▶ [Request]: Please transcribe the data below exactly. Leave the pictures out.

▶ [Dataset excerpts]:
↓
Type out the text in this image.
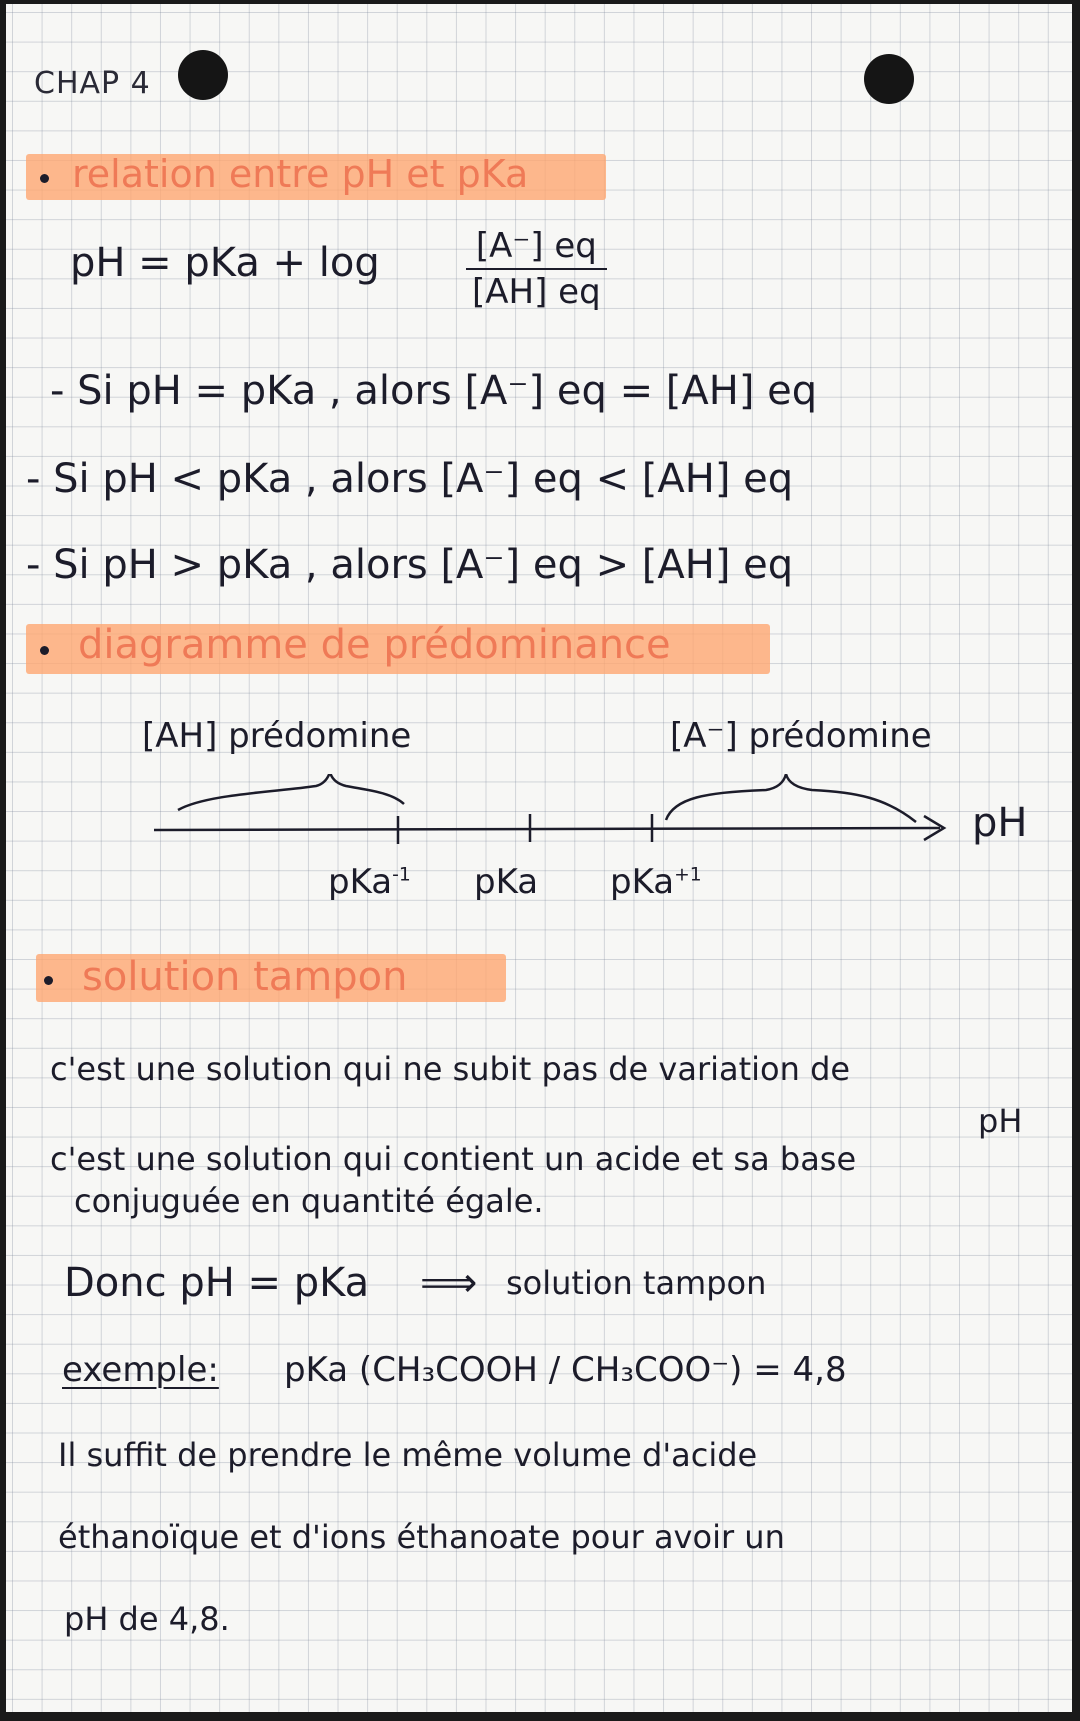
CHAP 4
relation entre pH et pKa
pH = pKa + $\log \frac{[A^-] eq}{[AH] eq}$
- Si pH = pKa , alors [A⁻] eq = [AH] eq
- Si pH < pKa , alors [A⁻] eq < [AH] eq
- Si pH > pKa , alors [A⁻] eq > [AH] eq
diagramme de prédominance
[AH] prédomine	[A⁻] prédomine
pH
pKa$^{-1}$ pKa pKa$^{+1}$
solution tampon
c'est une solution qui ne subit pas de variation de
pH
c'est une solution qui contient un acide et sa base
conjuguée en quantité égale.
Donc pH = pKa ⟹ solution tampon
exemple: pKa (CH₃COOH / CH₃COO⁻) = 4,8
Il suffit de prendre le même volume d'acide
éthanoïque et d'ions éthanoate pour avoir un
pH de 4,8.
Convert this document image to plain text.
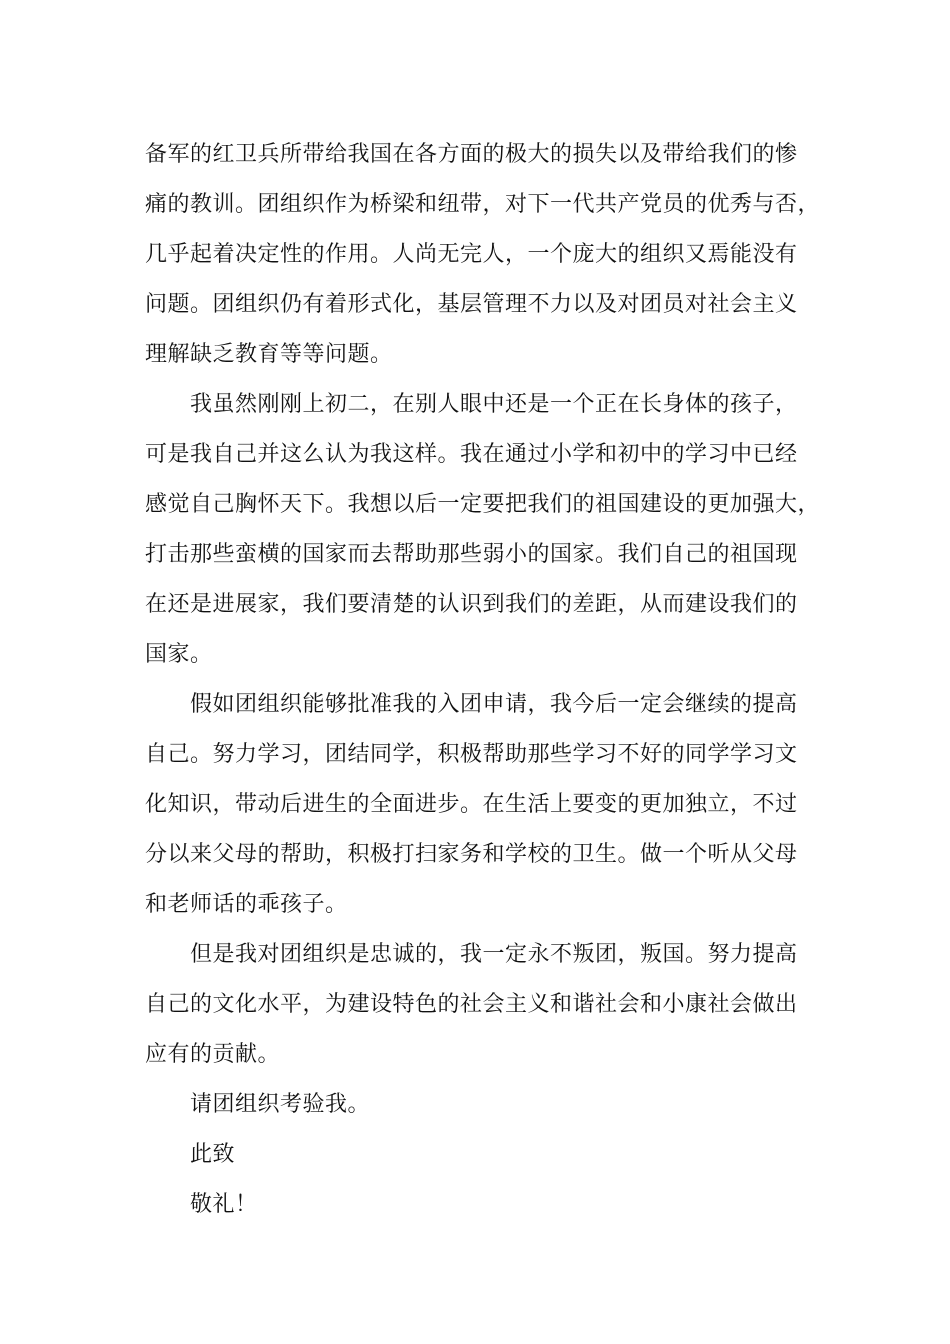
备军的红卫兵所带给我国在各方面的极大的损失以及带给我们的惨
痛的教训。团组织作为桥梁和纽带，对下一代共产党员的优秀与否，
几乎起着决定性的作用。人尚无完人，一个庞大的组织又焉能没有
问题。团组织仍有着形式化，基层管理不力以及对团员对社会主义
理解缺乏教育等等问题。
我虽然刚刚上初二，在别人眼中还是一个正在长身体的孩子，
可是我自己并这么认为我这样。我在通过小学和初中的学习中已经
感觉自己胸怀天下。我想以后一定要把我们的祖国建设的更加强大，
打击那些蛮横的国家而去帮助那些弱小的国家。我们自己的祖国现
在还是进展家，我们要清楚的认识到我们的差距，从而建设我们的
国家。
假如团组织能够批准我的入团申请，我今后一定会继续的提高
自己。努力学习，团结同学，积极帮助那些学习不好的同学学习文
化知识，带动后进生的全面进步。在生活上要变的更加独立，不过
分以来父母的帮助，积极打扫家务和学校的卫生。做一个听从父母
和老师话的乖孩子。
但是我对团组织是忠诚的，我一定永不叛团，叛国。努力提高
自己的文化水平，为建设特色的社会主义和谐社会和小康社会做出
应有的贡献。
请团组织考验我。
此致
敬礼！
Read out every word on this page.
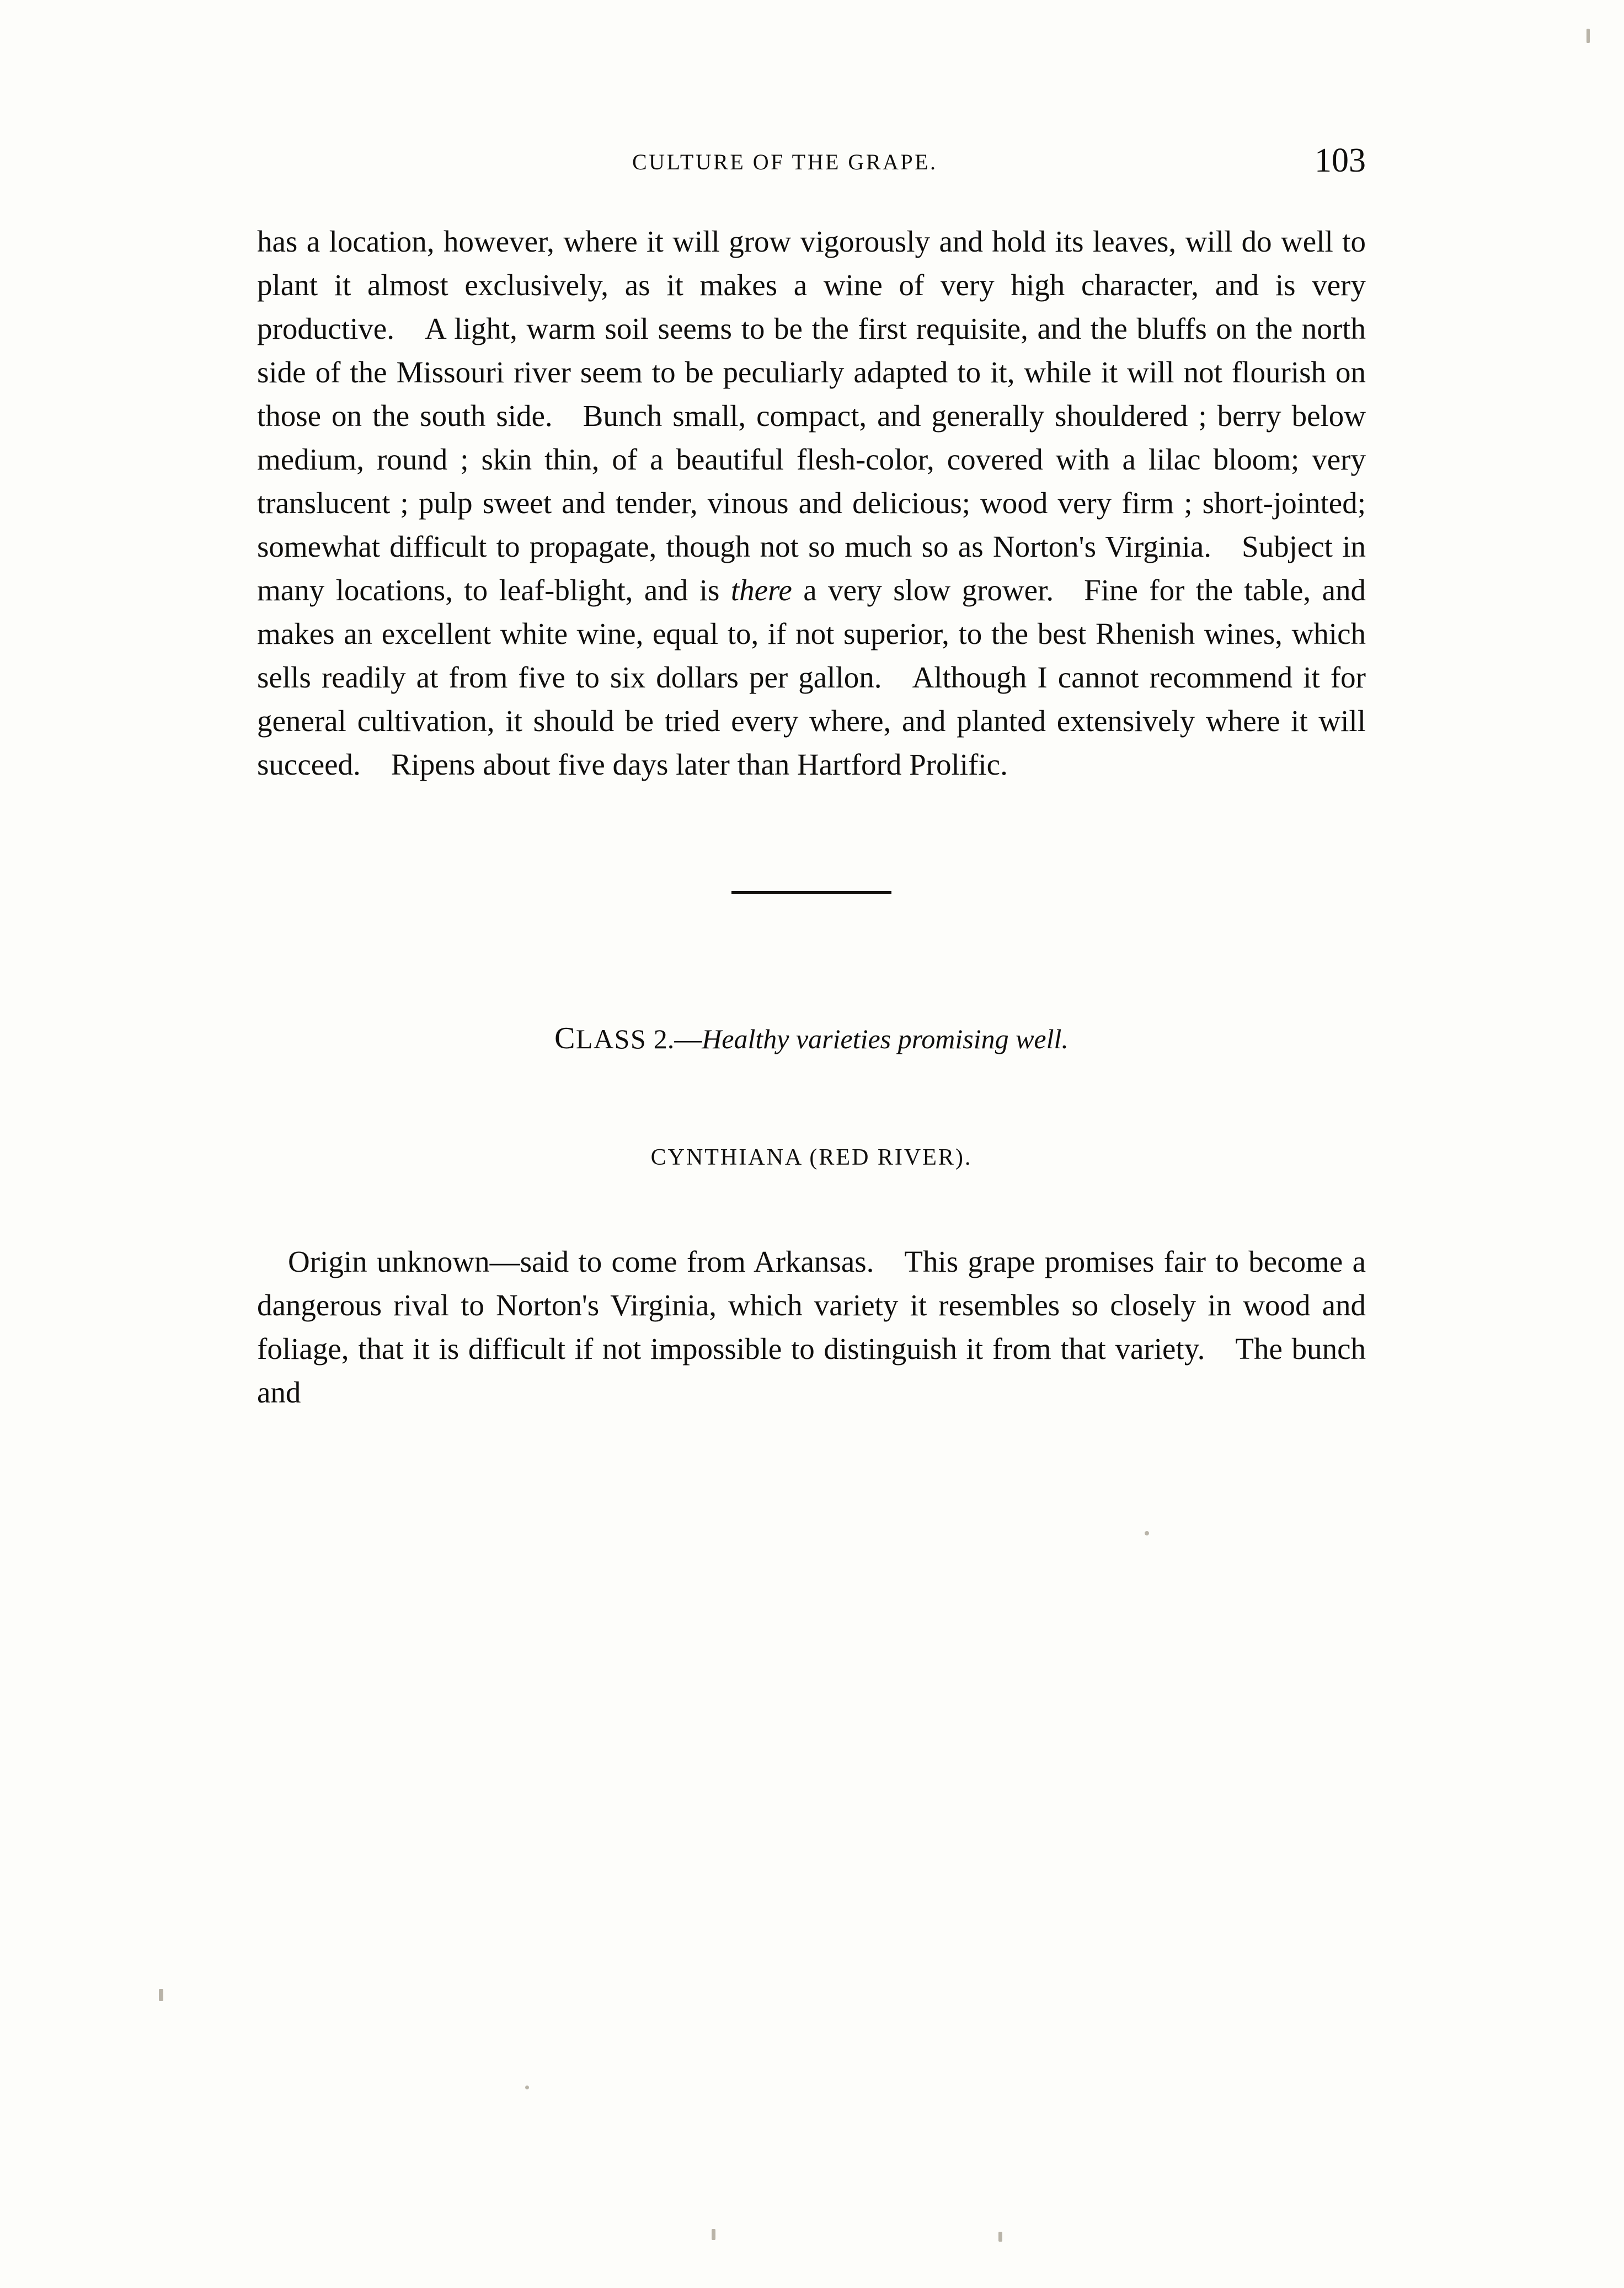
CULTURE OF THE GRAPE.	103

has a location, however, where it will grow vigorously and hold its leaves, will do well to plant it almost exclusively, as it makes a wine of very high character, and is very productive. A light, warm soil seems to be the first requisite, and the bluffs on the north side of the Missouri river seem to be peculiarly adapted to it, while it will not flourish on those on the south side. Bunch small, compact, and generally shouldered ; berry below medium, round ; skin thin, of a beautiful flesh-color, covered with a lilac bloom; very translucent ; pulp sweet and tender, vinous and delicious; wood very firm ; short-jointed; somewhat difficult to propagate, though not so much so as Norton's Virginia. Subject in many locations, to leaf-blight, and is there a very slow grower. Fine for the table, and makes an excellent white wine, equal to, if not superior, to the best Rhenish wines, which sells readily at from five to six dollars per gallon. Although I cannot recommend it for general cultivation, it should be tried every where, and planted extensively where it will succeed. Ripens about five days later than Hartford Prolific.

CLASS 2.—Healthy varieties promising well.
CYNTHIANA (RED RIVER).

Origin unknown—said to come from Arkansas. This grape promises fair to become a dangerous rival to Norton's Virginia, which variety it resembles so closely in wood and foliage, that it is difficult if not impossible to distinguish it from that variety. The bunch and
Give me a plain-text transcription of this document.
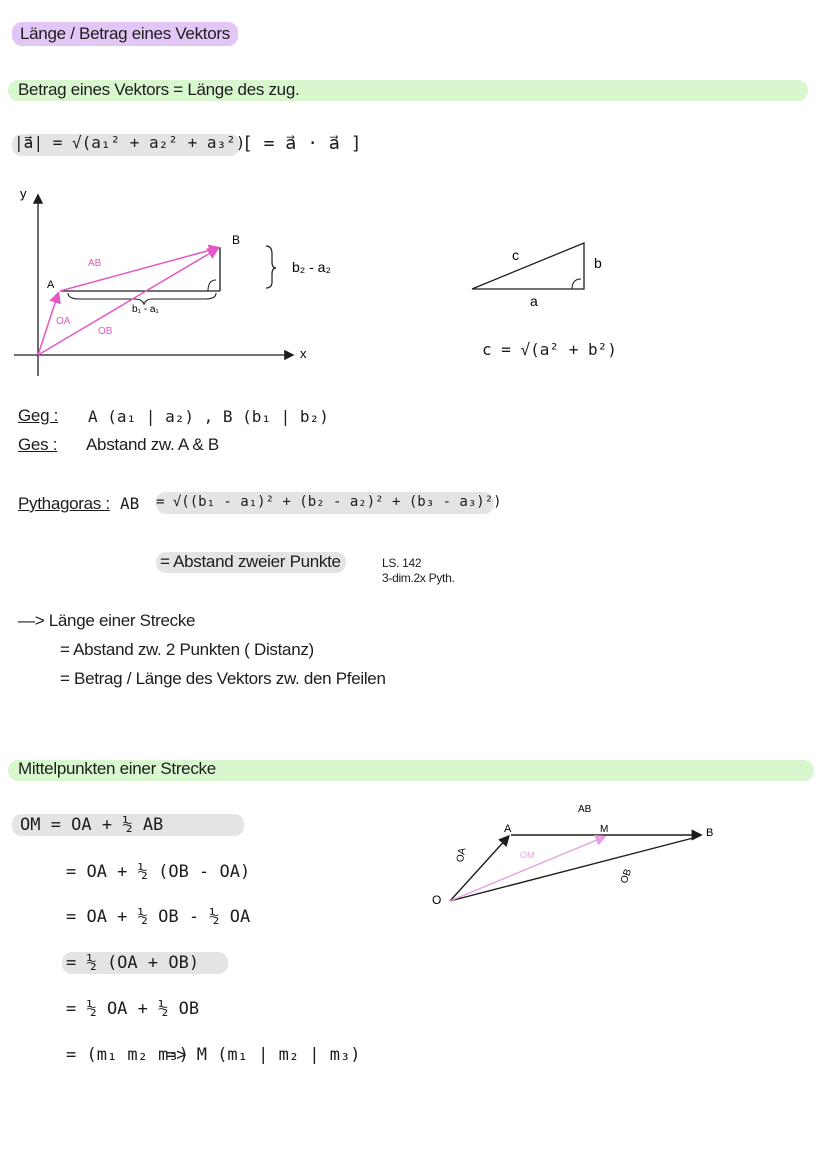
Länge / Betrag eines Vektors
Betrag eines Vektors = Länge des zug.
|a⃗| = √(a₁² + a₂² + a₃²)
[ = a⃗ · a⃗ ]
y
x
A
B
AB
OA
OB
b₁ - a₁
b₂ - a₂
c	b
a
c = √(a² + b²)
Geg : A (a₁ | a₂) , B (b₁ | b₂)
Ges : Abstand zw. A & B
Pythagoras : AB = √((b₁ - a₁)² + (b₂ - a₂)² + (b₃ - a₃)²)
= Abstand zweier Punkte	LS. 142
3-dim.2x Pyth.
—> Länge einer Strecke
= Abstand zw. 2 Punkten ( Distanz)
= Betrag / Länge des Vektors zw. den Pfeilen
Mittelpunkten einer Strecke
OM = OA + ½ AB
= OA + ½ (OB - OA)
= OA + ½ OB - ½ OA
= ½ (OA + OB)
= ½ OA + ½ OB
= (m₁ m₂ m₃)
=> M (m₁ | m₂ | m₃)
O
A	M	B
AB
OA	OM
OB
↑
▶ [Output below]:
Type out the text in this image.
CHAP 4
relation entre pH et pKa
pH = pKa + $\log \frac{[A^-] eq}{[AH] eq}$
- Si pH = pKa , alors [A⁻] eq = [AH] eq
- Si pH < pKa , alors [A⁻] eq < [AH] eq
- Si pH > pKa , alors [A⁻] eq > [AH] eq
diagramme de prédominance
[AH] prédomine	[A⁻] prédomine
pH
pKa$^{-1}$ pKa pKa$^{+1}$
solution tampon
c'est une solution qui ne subit pas de variation de
pH
c'est une solution qui contient un acide et sa base
conjuguée en quantité égale.
Donc pH = pKa ⟹ solution tampon
exemple: pKa (CH₃COOH / CH₃COO⁻) = 4,8
Il suffit de prendre le même volume d'acide
éthanoïque et d'ions éthanoate pour avoir un
pH de 4,8.
Convert this document image to plain text.
备军的红卫兵所带给我国在各方面的极大的损失以及带给我们的惨
痛的教训。团组织作为桥梁和纽带，对下一代共产党员的优秀与否，
几乎起着决定性的作用。人尚无完人，一个庞大的组织又焉能没有
问题。团组织仍有着形式化，基层管理不力以及对团员对社会主义
理解缺乏教育等等问题。
我虽然刚刚上初二，在别人眼中还是一个正在长身体的孩子，
可是我自己并这么认为我这样。我在通过小学和初中的学习中已经
感觉自己胸怀天下。我想以后一定要把我们的祖国建设的更加强大，
打击那些蛮横的国家而去帮助那些弱小的国家。我们自己的祖国现
在还是进展家，我们要清楚的认识到我们的差距，从而建设我们的
国家。
假如团组织能够批准我的入团申请，我今后一定会继续的提高
自己。努力学习，团结同学，积极帮助那些学习不好的同学学习文
化知识，带动后进生的全面进步。在生活上要变的更加独立，不过
分以来父母的帮助，积极打扫家务和学校的卫生。做一个听从父母
和老师话的乖孩子。
但是我对团组织是忠诚的，我一定永不叛团，叛国。努力提高
自己的文化水平，为建设特色的社会主义和谐社会和小康社会做出
应有的贡献。
请团组织考验我。
此致
敬礼！
Read out every word on this page.
CULTURE OF THE GRAPE.	103

has a location, however, where it will grow vigorously and hold its leaves, will do well to plant it almost exclusively, as it makes a wine of very high character, and is very productive. A light, warm soil seems to be the first requisite, and the bluffs on the north side of the Missouri river seem to be peculiarly adapted to it, while it will not flourish on those on the south side. Bunch small, compact, and generally shouldered ; berry below medium, round ; skin thin, of a beautiful flesh-color, covered with a lilac bloom; very translucent ; pulp sweet and tender, vinous and delicious; wood very firm ; short-jointed; somewhat difficult to propagate, though not so much so as Norton's Virginia. Subject in many locations, to leaf-blight, and is there a very slow grower. Fine for the table, and makes an excellent white wine, equal to, if not superior, to the best Rhenish wines, which sells readily at from five to six dollars per gallon. Although I cannot recommend it for general cultivation, it should be tried every where, and planted extensively where it will succeed. Ripens about five days later than Hartford Prolific.

CLASS 2.—Healthy varieties promising well.
CYNTHIANA (RED RIVER).

Origin unknown—said to come from Arkansas. This grape promises fair to become a dangerous rival to Norton's Virginia, which variety it resembles so closely in wood and foliage, that it is difficult if not impossible to distinguish it from that variety. The bunch and
Give me a plain-text transcription of this document.
Länge / Betrag eines Vektors
Betrag eines Vektors = Länge des zug.
|a⃗| = √(a₁² + a₂² + a₃²)
[ = a⃗ · a⃗ ]
y
x
A
B
AB
OA
OB
b₁ - a₁
b₂ - a₂
c	b
a
c = √(a² + b²)
Geg : A (a₁ | a₂) , B (b₁ | b₂)
Ges : Abstand zw. A & B
Pythagoras : AB = √((b₁ - a₁)² + (b₂ - a₂)² + (b₃ - a₃)²)
= Abstand zweier Punkte	LS. 142
3-dim.2x Pyth.
—> Länge einer Strecke
= Abstand zw. 2 Punkten ( Distanz)
= Betrag / Länge des Vektors zw. den Pfeilen
Mittelpunkten einer Strecke
OM = OA + ½ AB
= OA + ½ (OB - OA)
= OA + ½ OB - ½ OA
= ½ (OA + OB)
= ½ OA + ½ OB
= (m₁ m₂ m₃)
=> M (m₁ | m₂ | m₃)
O
A	M	B
AB
OA	OM
OB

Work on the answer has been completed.